Copy out lines with the word "gemiddeld" from the material that follows.

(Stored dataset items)
((
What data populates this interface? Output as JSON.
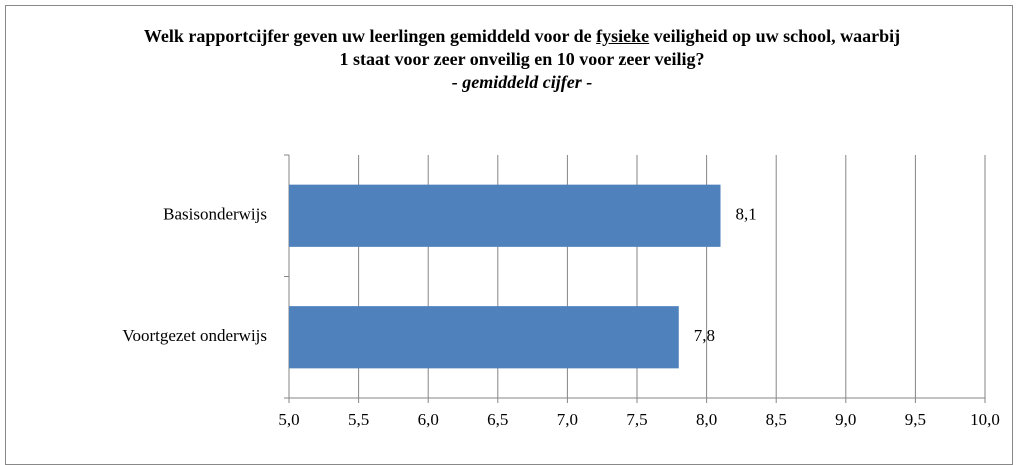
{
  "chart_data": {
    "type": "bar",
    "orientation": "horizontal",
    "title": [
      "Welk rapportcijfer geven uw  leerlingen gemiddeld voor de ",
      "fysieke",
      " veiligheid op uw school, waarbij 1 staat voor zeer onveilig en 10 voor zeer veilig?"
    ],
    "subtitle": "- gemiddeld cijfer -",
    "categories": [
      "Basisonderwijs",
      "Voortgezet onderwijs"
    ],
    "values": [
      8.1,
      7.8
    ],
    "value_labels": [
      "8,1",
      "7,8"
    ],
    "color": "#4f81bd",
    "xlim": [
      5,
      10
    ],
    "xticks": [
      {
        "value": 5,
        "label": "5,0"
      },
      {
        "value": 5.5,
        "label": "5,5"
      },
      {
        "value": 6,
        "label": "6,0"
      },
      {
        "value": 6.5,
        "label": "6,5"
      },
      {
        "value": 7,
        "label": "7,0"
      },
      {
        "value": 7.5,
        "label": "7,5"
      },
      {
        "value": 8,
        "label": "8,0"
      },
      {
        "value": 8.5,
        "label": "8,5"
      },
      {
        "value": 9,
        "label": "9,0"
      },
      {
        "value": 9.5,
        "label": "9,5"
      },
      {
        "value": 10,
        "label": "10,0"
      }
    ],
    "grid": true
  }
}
))
### [ANSWER TO THIS TASK]
      "Welk rapportcijfer geven uw  leerlingen gemiddeld voor de ",
    "subtitle": "- gemiddeld cijfer -",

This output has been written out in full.